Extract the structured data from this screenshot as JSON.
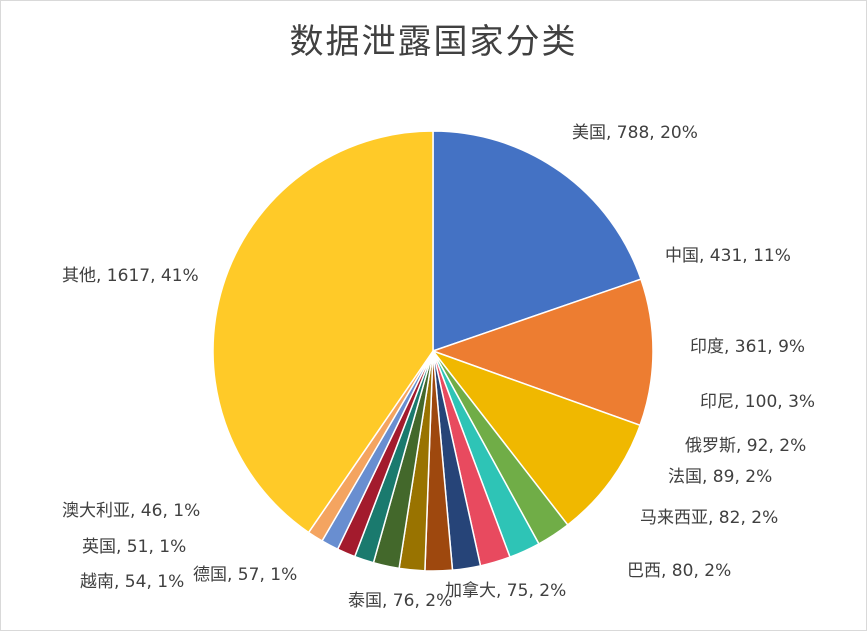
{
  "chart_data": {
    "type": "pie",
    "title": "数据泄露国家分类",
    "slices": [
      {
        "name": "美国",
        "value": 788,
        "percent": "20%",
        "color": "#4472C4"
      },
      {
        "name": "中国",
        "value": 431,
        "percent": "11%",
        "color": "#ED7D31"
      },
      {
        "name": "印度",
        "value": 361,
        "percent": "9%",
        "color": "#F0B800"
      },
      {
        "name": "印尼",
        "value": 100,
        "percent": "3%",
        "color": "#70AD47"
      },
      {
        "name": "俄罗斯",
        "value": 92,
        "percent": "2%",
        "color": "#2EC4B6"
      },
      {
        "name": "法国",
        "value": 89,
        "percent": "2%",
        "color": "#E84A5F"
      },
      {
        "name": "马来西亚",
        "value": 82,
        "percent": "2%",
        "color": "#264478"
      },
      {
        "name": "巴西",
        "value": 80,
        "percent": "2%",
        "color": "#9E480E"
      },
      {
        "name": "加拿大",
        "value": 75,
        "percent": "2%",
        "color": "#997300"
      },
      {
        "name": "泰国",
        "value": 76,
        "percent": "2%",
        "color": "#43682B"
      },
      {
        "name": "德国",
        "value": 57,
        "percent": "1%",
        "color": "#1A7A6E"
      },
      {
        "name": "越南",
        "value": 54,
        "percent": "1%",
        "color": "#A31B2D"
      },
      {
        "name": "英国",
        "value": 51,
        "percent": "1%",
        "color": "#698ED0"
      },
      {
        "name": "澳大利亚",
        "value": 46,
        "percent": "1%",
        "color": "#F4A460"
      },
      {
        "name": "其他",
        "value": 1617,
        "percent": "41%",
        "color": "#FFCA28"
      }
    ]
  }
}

════════════════

• SET EXERCISE: Print all the records again exactly; do not include any picture.

• FINISHED ANSWER:
Extract the structured data from this screenshot as JSON.
{
  "chart_data": {
    "type": "pie",
    "title": "数据泄露国家分类",
    "slices": [
      {
        "name": "美国",
        "value": 788,
        "percent": "20%",
        "color": "#4472C4"
      },
      {
        "name": "中国",
        "value": 431,
        "percent": "11%",
        "color": "#ED7D31"
      },
      {
        "name": "印度",
        "value": 361,
        "percent": "9%",
        "color": "#F0B800"
      },
      {
        "name": "印尼",
        "value": 100,
        "percent": "3%",
        "color": "#70AD47"
      },
      {
        "name": "俄罗斯",
        "value": 92,
        "percent": "2%",
        "color": "#2EC4B6"
      },
      {
        "name": "法国",
        "value": 89,
        "percent": "2%",
        "color": "#E84A5F"
      },
      {
        "name": "马来西亚",
        "value": 82,
        "percent": "2%",
        "color": "#264478"
      },
      {
        "name": "巴西",
        "value": 80,
        "percent": "2%",
        "color": "#9E480E"
      },
      {
        "name": "加拿大",
        "value": 75,
        "percent": "2%",
        "color": "#997300"
      },
      {
        "name": "泰国",
        "value": 76,
        "percent": "2%",
        "color": "#43682B"
      },
      {
        "name": "德国",
        "value": 57,
        "percent": "1%",
        "color": "#1A7A6E"
      },
      {
        "name": "越南",
        "value": 54,
        "percent": "1%",
        "color": "#A31B2D"
      },
      {
        "name": "英国",
        "value": 51,
        "percent": "1%",
        "color": "#698ED0"
      },
      {
        "name": "澳大利亚",
        "value": 46,
        "percent": "1%",
        "color": "#F4A460"
      },
      {
        "name": "其他",
        "value": 1617,
        "percent": "41%",
        "color": "#FFCA28"
      }
    ]
  }
}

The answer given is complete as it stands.